Check every line of the entries that follow, and copy the ones containing "лесной".

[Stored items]
────────────────

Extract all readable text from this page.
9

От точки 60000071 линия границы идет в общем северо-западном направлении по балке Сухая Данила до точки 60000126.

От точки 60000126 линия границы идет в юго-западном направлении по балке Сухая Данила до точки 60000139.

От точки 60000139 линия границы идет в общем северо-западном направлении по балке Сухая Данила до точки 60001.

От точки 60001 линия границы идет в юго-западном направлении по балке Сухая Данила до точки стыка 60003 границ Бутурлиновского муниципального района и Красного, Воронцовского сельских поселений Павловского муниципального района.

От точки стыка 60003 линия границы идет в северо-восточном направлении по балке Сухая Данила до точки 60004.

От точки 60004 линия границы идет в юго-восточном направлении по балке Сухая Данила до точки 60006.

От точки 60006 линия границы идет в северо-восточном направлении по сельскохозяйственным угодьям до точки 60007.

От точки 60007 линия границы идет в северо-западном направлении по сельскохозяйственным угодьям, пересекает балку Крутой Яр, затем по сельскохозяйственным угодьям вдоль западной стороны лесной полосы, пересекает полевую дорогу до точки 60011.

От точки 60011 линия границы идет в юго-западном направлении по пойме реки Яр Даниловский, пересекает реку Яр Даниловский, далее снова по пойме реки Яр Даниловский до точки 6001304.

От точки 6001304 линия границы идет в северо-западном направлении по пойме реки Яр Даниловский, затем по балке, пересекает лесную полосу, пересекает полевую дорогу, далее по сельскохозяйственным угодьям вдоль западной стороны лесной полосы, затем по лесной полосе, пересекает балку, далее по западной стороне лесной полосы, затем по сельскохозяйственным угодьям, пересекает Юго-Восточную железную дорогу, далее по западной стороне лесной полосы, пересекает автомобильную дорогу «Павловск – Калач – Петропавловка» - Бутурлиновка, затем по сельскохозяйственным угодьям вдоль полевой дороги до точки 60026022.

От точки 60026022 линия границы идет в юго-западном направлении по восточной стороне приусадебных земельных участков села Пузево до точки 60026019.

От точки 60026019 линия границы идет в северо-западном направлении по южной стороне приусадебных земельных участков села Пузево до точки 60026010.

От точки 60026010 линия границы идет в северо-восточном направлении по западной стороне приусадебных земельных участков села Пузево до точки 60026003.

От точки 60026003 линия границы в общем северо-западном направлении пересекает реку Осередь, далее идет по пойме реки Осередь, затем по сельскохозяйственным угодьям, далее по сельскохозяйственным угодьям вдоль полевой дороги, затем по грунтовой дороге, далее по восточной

────────────────

- **SOLUTION BELOW**
От точки 60007 линия границы идет в северо-западном направлении по сельскохозяйственным угодьям, пересекает балку Крутой Яр, затем по сельскохозяйственным угодьям вдоль западной стороны лесной полосы, пересекает полевую дорогу до точки 60011.
От точки 6001304 линия границы идет в северо-западном направлении по пойме реки Яр Даниловский, затем по балке, пересекает лесную полосу, пересекает полевую дорогу, далее по сельскохозяйственным угодьям вдоль западной стороны лесной полосы, затем по лесной полосе, пересекает балку, далее по западной стороне лесной полосы, затем по сельскохозяйственным угодьям, пересекает Юго-Восточную железную дорогу, далее по западной стороне лесной полосы, пересекает автомобильную дорогу «Павловск – Калач – Петропавловка» - Бутурлиновка, затем по сельскохозяйственным угодьям вдоль полевой дороги до точки 60026022.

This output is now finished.